[INSTRUCTIONS FOR THE TASK]
Return the lines of the listing verbatim, starting at its first line and ending at the line that contains "section-title-hyposmia: гипосмия xyxy=(400,997,532,1026)", with both of those lines included.

[DATA SUPPLIED]
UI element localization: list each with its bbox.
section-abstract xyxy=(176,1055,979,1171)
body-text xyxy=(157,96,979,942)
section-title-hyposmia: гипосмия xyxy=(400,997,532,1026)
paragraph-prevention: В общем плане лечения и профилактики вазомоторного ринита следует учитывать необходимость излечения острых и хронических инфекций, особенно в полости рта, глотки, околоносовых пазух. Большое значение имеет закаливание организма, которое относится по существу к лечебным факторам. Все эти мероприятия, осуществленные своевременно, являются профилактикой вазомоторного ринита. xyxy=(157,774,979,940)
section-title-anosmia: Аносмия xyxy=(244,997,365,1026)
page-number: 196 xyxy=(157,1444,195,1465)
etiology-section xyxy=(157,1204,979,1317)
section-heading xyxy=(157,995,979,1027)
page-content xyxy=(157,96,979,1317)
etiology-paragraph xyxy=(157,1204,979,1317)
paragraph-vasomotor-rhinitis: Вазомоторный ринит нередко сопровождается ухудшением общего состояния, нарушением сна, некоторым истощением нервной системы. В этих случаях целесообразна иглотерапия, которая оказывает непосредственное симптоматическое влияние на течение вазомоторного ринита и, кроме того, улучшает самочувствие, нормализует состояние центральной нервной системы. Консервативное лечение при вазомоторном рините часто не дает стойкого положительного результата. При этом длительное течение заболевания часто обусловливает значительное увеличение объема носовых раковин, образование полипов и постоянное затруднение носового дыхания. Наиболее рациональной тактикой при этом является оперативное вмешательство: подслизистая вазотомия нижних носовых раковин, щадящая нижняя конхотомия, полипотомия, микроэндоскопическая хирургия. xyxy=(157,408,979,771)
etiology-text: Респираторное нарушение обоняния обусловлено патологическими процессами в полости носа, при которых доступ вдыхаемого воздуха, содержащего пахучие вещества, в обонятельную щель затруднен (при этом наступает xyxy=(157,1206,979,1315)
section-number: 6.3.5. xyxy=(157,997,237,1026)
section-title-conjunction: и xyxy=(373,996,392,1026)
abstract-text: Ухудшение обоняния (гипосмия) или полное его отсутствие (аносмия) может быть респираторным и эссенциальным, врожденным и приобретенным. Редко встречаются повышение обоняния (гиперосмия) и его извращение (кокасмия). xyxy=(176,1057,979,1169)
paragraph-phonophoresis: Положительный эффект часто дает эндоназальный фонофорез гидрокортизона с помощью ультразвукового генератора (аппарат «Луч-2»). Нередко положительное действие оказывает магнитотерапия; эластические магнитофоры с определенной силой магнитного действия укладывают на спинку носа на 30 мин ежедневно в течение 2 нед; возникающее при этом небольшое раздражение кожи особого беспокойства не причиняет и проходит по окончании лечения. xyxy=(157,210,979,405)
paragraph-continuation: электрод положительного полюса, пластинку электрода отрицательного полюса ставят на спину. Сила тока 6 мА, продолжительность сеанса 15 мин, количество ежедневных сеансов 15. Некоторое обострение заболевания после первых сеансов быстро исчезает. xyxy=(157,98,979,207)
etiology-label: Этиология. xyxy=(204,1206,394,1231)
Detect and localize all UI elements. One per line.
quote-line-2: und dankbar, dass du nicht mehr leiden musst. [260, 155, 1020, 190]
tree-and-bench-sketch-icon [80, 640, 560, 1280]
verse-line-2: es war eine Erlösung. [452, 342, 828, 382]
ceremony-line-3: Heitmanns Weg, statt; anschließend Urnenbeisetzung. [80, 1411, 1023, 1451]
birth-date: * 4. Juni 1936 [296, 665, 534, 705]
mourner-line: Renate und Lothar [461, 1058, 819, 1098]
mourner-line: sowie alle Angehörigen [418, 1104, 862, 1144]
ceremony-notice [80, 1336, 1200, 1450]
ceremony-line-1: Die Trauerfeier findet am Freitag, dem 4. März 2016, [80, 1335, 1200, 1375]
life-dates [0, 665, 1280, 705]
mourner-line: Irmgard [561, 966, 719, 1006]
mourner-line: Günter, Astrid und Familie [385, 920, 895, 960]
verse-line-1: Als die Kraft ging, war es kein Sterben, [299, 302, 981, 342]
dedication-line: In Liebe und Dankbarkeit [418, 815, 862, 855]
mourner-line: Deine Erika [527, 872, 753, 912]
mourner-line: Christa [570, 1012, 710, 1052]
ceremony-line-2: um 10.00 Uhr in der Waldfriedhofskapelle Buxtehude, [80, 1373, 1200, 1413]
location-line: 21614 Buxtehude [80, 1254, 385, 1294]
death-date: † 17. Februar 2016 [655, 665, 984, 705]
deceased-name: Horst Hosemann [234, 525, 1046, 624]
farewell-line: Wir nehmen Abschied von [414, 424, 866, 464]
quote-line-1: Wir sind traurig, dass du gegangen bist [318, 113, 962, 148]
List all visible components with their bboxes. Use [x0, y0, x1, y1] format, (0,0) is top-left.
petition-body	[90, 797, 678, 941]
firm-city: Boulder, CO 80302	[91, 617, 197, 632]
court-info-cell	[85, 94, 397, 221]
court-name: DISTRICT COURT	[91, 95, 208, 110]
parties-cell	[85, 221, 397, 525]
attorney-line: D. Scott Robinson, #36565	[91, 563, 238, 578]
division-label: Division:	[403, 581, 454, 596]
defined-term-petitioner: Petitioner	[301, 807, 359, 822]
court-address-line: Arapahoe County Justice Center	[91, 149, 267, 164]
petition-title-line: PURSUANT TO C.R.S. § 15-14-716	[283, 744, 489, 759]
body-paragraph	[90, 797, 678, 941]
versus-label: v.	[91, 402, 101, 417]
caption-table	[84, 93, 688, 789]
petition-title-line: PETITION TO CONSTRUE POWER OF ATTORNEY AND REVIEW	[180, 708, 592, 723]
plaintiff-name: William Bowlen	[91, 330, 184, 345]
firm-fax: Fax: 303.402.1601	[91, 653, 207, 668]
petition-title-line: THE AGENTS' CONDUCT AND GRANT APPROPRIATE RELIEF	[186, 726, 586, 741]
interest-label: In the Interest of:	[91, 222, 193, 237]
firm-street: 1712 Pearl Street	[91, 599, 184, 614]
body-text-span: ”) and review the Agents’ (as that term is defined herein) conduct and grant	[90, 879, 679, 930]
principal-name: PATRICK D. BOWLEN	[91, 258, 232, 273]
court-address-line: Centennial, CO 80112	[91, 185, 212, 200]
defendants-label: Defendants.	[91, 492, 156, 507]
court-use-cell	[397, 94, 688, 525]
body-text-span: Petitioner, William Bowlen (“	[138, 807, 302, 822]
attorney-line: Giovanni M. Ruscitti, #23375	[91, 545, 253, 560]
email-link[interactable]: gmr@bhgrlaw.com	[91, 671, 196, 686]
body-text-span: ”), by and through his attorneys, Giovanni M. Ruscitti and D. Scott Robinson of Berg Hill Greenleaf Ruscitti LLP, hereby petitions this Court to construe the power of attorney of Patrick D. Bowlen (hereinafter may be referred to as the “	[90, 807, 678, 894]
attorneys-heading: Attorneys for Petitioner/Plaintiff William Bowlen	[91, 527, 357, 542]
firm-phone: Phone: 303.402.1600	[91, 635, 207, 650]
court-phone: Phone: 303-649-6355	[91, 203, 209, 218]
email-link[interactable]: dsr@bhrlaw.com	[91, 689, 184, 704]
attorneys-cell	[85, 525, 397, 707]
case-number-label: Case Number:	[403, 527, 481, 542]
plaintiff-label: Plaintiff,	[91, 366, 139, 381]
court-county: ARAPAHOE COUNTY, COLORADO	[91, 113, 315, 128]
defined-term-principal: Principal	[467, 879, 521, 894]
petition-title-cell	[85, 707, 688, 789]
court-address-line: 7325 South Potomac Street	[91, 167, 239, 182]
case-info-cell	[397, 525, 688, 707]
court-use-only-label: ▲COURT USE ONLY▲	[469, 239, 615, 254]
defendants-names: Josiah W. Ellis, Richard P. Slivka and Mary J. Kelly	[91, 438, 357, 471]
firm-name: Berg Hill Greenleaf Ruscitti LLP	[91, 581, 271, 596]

[ANSWER TO THE TASK]
UI element localization: list each with its bbox.
section-abstract xyxy=(176,1055,979,1171)
body-text xyxy=(157,96,979,942)
section-title-hyposmia: гипосмия xyxy=(400,997,532,1026)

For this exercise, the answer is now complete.